* _EXERCISE REQUIREMENTS_:
Count every line in the following entries where the word "type" appears. Give the count alone.

* _DATASET ENTRIES_:
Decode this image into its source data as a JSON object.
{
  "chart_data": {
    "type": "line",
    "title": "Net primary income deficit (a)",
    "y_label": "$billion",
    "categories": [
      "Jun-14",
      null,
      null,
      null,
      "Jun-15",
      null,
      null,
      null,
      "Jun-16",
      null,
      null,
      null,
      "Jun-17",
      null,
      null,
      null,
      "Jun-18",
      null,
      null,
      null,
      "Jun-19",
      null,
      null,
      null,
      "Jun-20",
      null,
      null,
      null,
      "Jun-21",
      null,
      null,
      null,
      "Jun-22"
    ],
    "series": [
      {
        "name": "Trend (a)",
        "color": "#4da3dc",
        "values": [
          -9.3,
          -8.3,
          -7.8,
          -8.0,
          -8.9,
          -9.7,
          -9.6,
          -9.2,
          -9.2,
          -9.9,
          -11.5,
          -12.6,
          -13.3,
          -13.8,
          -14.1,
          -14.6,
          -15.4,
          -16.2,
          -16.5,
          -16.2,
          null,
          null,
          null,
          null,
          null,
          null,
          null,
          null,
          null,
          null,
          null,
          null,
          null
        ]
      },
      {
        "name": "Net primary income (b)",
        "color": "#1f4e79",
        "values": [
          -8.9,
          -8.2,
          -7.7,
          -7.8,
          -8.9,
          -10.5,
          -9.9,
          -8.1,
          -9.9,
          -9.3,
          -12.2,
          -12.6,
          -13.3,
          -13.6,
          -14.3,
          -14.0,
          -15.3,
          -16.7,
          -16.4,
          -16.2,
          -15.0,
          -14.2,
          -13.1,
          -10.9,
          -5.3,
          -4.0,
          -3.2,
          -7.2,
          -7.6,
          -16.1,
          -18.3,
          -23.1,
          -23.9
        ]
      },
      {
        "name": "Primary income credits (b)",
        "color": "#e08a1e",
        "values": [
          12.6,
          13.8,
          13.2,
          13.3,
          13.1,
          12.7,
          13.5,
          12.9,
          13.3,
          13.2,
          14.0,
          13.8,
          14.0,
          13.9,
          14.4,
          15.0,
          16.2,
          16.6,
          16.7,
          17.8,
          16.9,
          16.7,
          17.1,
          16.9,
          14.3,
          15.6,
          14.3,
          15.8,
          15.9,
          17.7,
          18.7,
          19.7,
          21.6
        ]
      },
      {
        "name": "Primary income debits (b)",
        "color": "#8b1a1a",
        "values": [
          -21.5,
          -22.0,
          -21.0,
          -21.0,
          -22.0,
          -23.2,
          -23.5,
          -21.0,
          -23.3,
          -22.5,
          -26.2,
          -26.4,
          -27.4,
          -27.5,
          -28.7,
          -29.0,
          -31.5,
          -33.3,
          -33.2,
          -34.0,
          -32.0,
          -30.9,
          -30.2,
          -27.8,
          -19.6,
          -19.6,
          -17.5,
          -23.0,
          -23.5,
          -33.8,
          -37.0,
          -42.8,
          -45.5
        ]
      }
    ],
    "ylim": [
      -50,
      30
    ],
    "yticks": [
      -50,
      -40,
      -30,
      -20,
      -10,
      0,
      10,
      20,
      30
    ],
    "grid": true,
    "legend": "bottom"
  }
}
==
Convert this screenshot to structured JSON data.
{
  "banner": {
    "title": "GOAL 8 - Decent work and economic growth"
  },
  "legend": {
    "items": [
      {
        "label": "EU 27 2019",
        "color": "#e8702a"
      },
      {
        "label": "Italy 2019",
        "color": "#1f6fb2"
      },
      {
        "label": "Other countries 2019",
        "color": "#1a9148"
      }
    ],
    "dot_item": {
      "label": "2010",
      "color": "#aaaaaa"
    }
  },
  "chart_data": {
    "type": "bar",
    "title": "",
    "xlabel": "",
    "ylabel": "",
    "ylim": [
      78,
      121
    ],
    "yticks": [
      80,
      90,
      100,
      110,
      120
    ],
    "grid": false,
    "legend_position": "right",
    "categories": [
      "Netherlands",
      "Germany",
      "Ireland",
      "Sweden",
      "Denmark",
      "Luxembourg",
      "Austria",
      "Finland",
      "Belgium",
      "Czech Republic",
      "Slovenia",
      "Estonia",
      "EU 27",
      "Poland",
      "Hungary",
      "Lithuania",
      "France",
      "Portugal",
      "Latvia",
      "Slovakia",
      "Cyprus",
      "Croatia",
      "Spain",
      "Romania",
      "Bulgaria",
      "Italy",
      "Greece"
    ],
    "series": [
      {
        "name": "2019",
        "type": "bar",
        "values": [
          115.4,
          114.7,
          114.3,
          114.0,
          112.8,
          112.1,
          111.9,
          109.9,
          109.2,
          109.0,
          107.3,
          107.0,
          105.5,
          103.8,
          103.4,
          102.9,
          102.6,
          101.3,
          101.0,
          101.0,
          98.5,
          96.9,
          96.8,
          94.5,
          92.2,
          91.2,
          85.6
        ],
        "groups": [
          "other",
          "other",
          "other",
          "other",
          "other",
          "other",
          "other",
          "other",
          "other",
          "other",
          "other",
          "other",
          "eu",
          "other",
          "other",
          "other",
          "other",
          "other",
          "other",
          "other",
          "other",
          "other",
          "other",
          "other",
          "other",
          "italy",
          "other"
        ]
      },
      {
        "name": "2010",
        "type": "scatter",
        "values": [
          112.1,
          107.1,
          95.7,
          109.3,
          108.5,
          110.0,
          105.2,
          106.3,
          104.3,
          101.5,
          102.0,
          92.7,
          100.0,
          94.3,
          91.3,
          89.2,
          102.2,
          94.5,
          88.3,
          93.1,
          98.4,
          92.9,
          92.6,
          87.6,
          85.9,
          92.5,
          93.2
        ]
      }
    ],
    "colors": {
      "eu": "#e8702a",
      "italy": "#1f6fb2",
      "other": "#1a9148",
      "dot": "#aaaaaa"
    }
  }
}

* _SOLVED EXERCISE_:
4